> _GIVEN TASK_
Repeat each entry as written, dropping any picture you find.

+--

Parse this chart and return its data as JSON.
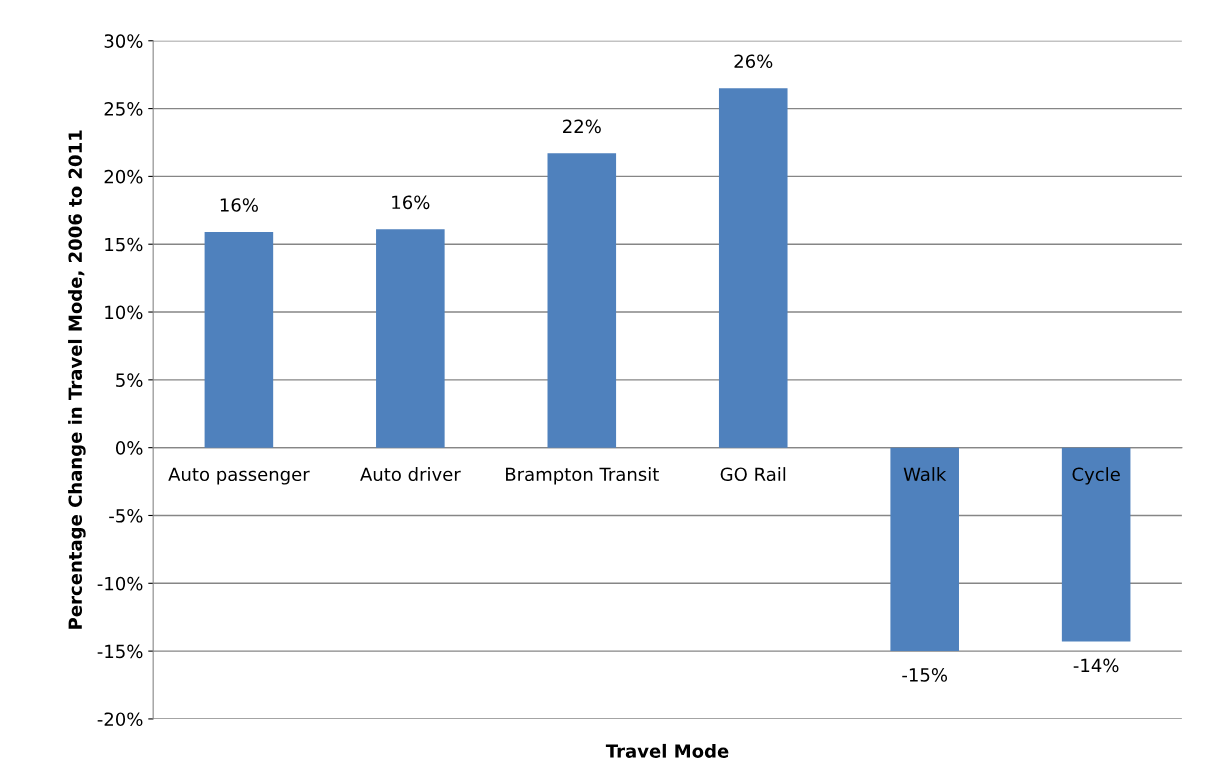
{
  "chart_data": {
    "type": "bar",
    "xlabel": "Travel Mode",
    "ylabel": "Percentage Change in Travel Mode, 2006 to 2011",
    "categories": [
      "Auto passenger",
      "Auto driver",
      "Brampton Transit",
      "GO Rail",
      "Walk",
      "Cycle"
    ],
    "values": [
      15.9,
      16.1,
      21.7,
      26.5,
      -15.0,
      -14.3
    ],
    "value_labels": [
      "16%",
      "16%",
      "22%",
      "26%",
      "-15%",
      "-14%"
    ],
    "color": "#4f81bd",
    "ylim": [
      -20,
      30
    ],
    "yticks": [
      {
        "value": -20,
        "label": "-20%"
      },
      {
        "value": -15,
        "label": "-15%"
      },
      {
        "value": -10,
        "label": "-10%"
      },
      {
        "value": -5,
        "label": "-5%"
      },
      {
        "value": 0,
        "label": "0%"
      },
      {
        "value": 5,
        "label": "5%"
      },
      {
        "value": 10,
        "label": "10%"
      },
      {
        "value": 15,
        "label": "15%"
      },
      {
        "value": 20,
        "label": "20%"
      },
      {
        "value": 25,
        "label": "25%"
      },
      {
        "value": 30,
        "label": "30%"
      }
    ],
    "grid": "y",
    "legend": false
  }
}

+--

> _THE REPLY_
Parse this chart and return its data as JSON.
{
  "chart_data": {
    "type": "bar",
    "xlabel": "Travel Mode",
    "ylabel": "Percentage Change in Travel Mode, 2006 to 2011",
    "categories": [
      "Auto passenger",
      "Auto driver",
      "Brampton Transit",
      "GO Rail",
      "Walk",
      "Cycle"
    ],
    "values": [
      15.9,
      16.1,
      21.7,
      26.5,
      -15.0,
      -14.3
    ],
    "value_labels": [
      "16%",
      "16%",
      "22%",
      "26%",
      "-15%",
      "-14%"
    ],
    "color": "#4f81bd",
    "ylim": [
      -20,
      30
    ],
    "yticks": [
      {
        "value": -20,
        "label": "-20%"
      },
      {
        "value": -15,
        "label": "-15%"
      },
      {
        "value": -10,
        "label": "-10%"
      },
      {
        "value": -5,
        "label": "-5%"
      },
      {
        "value": 0,
        "label": "0%"
      },
      {
        "value": 5,
        "label": "5%"
      },
      {
        "value": 10,
        "label": "10%"
      },
      {
        "value": 15,
        "label": "15%"
      },
      {
        "value": 20,
        "label": "20%"
      },
      {
        "value": 25,
        "label": "25%"
      },
      {
        "value": 30,
        "label": "30%"
      }
    ],
    "grid": "y",
    "legend": false
  }
}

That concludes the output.